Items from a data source
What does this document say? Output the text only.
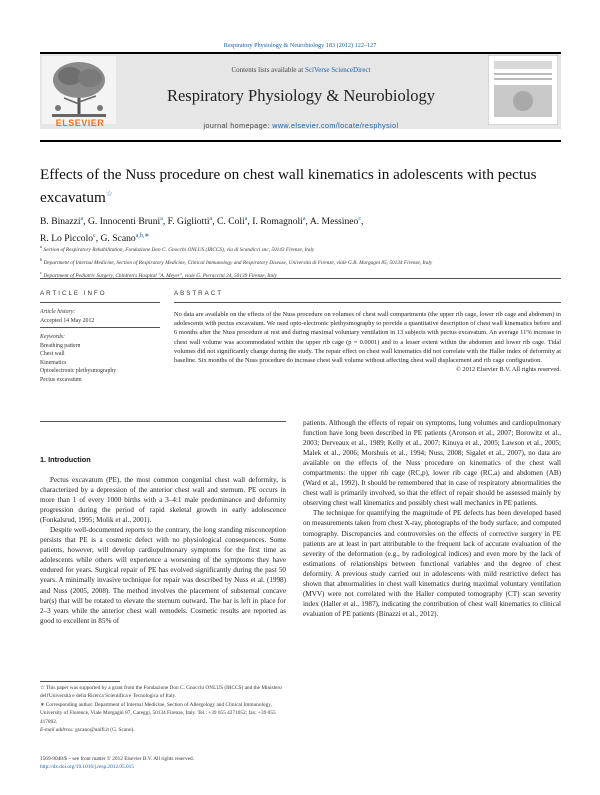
Respiratory Physiology & Neurobiology 183 (2012) 122–127
ELSEVIER
Contents lists available at SciVerse ScienceDirect
Respiratory Physiology & Neurobiology
journal homepage: www.elsevier.com/locate/resphysiol
Effects of the Nuss procedure on chest wall kinematics in adolescents with pectus excavatum☆
B. Binazzi$^a$, G. Innocenti Bruni$^a$, F. Gigliotti$^a$, C. Coli$^a$, I. Romagnoli$^a$, A. Messineo$^c$,
R. Lo Piccolo$^c$, G. Scano$^{a,b,∗}$
$^a$ Section of Respiratory Rehabilitation, Fondazione Don C. Gnocchi ONLUS (IRCCS), via di Scandicci snc, 50143 Firenze, Italy
$^b$ Department of Internal Medicine, Section of Respiratory Medicine, Clinical Immunology and Respiratory Disease, Università di Firenze, viale G.B. Morgagni 85, 50134 Firenze, Italy
$^c$ Department of Pediatric Surgery, Children's Hospital "A. Meyer", viale G. Pieraccini 24, 50139 Firenze, Italy
ARTICLE INFO
Article history:
Accepted 14 May 2012
Keywords:
Breathing pattern
Chest wall
Kinematics
Optoelectronic plethysmography
Pectus excavatum
ABSTRACT
No data are available on the effects of the Nuss procedure on volumes of chest wall compartments (the upper rib cage, lower rib cage and abdomen) in adolescents with pectus excavatum. We used opto-electronic plethysmography to provide a quantitative description of chest wall kinematics before and 6 months after the Nuss procedure at rest and during maximal voluntary ventilation in 13 subjects with pectus excavatum. An average 11% increase in chest wall volume was accommodated within the upper rib cage (p = 0.0001) and to a lesser extent within the abdomen and lower rib cage. Tidal volumes did not significantly change during the study. The repair effect on chest wall kinematics did not correlate with the Haller index of deformity at baseline. Six months of the Nuss procedure do increase chest wall volume without affecting chest wall displacement and rib cage configuration.
© 2012 Elsevier B.V. All rights reserved.
1. Introduction

Pectus excavatum (PE), the most common congenital chest wall deformity, is characterized by a depression of the anterior chest wall and sternum. PE occurs in more than 1 of every 1000 births with a 3–4:1 male predominance and deformity progression during the period of rapid skeletal growth in early adolescence (Fonkalsrud, 1995; Molik et al., 2001).

Despite well-documented reports to the contrary, the long standing misconception persists that PE is a cosmetic defect with no physiological consequences. Some patients, however, will develop cardiopulmonary symptoms for the first time as adolescents while others will experience a worsening of the symptoms they have endured for years. Surgical repair of PE has evolved significantly during the past 50 years. A minimally invasive technique for repair was described by Nuss et al. (1998) and Nuss (2005, 2008). The method involves the placement of substernal concave bar(s) that will be rotated to elevate the sternum outward. The bar is left in place for 2–3 years while the anterior chest wall remodels. Cosmetic results are reported as good to excellent in 85% of

patients. Although the effects of repair on symptoms, lung volumes and cardiopulmonary function have long been described in PE patients (Aronson et al., 2007; Borowitz et al., 2003; Derveaux et al., 1989; Kelly et al., 2007; Kinuya et al., 2005; Lawson et al., 2005; Malek et al., 2006; Morshuis et al., 1994; Nuss, 2008; Sigalet et al., 2007), no data are available on the effects of the Nuss procedure on kinematics of the chest wall compartments: the upper rib cage (RC,p), lower rib cage (RC,a) and abdomen (AB) (Ward et al., 1992). It should be remembered that in case of respiratory abnormalities the chest wall is primarily involved, so that the effect of repair should be assessed mainly by observing chest wall kinematics and possibly chest wall mechanics in PE patients.

The technique for quantifying the magnitude of PE defects has been developed based on measurements taken from chest X-ray, photographs of the body surface, and computed tomography. Discrepancies and controversies on the effects of corrective surgery in PE patients are at least in part attributable to the frequent lack of accurate evaluation of the severity of the deformation (e.g., by radiological indices) and even more by the lack of estimations of relationships between functional variables and the degree of chest deformity. A previous study carried out in adolescents with mild restrictive defect has shown that abnormalities in chest wall kinematics during maximal voluntary ventilation (MVV) were not correlated with the Haller computed tomography (CT) scan severity index (Haller et al., 1987), indicating the contribution of chest wall kinematics to clinical evaluation of PE patients (Binazzi et al., 2012).

☆ This paper was supported by a grant from the Fondazione Don C. Gnocchi ONLUS (IRCCS) and the Ministero dell'Università e della Ricerca Scientifica e Tecnologica of Italy.
∗ Corresponding author. Department of Internal Medicine, Section of Allergology and Clinical Immunology, University of Florence, Viale Morgagni 87, Careggi, 50134 Firenze, Italy. Tel.: +39 055 4271052; fax: +39 055 417892.
E-mail address: gscano@unifi.it (G. Scano).
1569-9048/$ – see front matter © 2012 Elsevier B.V. All rights reserved.
http://dx.doi.org/10.1016/j.resp.2012.05.015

> [Task instructions]:
Whenever images occur above, omit them and retype each line exactly as it stands.

> [Exercise result]:
What does this document say? Output the text only.
Respiratory Physiology & Neurobiology 183 (2012) 122–127
ELSEVIER
Contents lists available at SciVerse ScienceDirect
Respiratory Physiology & Neurobiology
journal homepage: www.elsevier.com/locate/resphysiol
Effects of the Nuss procedure on chest wall kinematics in adolescents with pectus excavatum☆
B. Binazzi$^a$, G. Innocenti Bruni$^a$, F. Gigliotti$^a$, C. Coli$^a$, I. Romagnoli$^a$, A. Messineo$^c$,
R. Lo Piccolo$^c$, G. Scano$^{a,b,∗}$
$^a$ Section of Respiratory Rehabilitation, Fondazione Don C. Gnocchi ONLUS (IRCCS), via di Scandicci snc, 50143 Firenze, Italy
$^b$ Department of Internal Medicine, Section of Respiratory Medicine, Clinical Immunology and Respiratory Disease, Università di Firenze, viale G.B. Morgagni 85, 50134 Firenze, Italy
$^c$ Department of Pediatric Surgery, Children's Hospital "A. Meyer", viale G. Pieraccini 24, 50139 Firenze, Italy
ARTICLE INFO
Article history:
Accepted 14 May 2012
Keywords:
Breathing pattern
Chest wall
Kinematics
Optoelectronic plethysmography
Pectus excavatum
ABSTRACT
No data are available on the effects of the Nuss procedure on volumes of chest wall compartments (the upper rib cage, lower rib cage and abdomen) in adolescents with pectus excavatum. We used opto-electronic plethysmography to provide a quantitative description of chest wall kinematics before and 6 months after the Nuss procedure at rest and during maximal voluntary ventilation in 13 subjects with pectus excavatum. An average 11% increase in chest wall volume was accommodated within the upper rib cage (p = 0.0001) and to a lesser extent within the abdomen and lower rib cage. Tidal volumes did not significantly change during the study. The repair effect on chest wall kinematics did not correlate with the Haller index of deformity at baseline. Six months of the Nuss procedure do increase chest wall volume without affecting chest wall displacement and rib cage configuration.
© 2012 Elsevier B.V. All rights reserved.
1. Introduction

Pectus excavatum (PE), the most common congenital chest wall deformity, is characterized by a depression of the anterior chest wall and sternum. PE occurs in more than 1 of every 1000 births with a 3–4:1 male predominance and deformity progression during the period of rapid skeletal growth in early adolescence (Fonkalsrud, 1995; Molik et al., 2001).

Despite well-documented reports to the contrary, the long standing misconception persists that PE is a cosmetic defect with no physiological consequences. Some patients, however, will develop cardiopulmonary symptoms for the first time as adolescents while others will experience a worsening of the symptoms they have endured for years. Surgical repair of PE has evolved significantly during the past 50 years. A minimally invasive technique for repair was described by Nuss et al. (1998) and Nuss (2005, 2008). The method involves the placement of substernal concave bar(s) that will be rotated to elevate the sternum outward. The bar is left in place for 2–3 years while the anterior chest wall remodels. Cosmetic results are reported as good to excellent in 85% of

patients. Although the effects of repair on symptoms, lung volumes and cardiopulmonary function have long been described in PE patients (Aronson et al., 2007; Borowitz et al., 2003; Derveaux et al., 1989; Kelly et al., 2007; Kinuya et al., 2005; Lawson et al., 2005; Malek et al., 2006; Morshuis et al., 1994; Nuss, 2008; Sigalet et al., 2007), no data are available on the effects of the Nuss procedure on kinematics of the chest wall compartments: the upper rib cage (RC,p), lower rib cage (RC,a) and abdomen (AB) (Ward et al., 1992). It should be remembered that in case of respiratory abnormalities the chest wall is primarily involved, so that the effect of repair should be assessed mainly by observing chest wall kinematics and possibly chest wall mechanics in PE patients.

The technique for quantifying the magnitude of PE defects has been developed based on measurements taken from chest X-ray, photographs of the body surface, and computed tomography. Discrepancies and controversies on the effects of corrective surgery in PE patients are at least in part attributable to the frequent lack of accurate evaluation of the severity of the deformation (e.g., by radiological indices) and even more by the lack of estimations of relationships between functional variables and the degree of chest deformity. A previous study carried out in adolescents with mild restrictive defect has shown that abnormalities in chest wall kinematics during maximal voluntary ventilation (MVV) were not correlated with the Haller computed tomography (CT) scan severity index (Haller et al., 1987), indicating the contribution of chest wall kinematics to clinical evaluation of PE patients (Binazzi et al., 2012).

☆ This paper was supported by a grant from the Fondazione Don C. Gnocchi ONLUS (IRCCS) and the Ministero dell'Università e della Ricerca Scientifica e Tecnologica of Italy.
∗ Corresponding author. Department of Internal Medicine, Section of Allergology and Clinical Immunology, University of Florence, Viale Morgagni 87, Careggi, 50134 Firenze, Italy. Tel.: +39 055 4271052; fax: +39 055 417892.
E-mail address: gscano@unifi.it (G. Scano).
1569-9048/$ – see front matter © 2012 Elsevier B.V. All rights reserved.
http://dx.doi.org/10.1016/j.resp.2012.05.015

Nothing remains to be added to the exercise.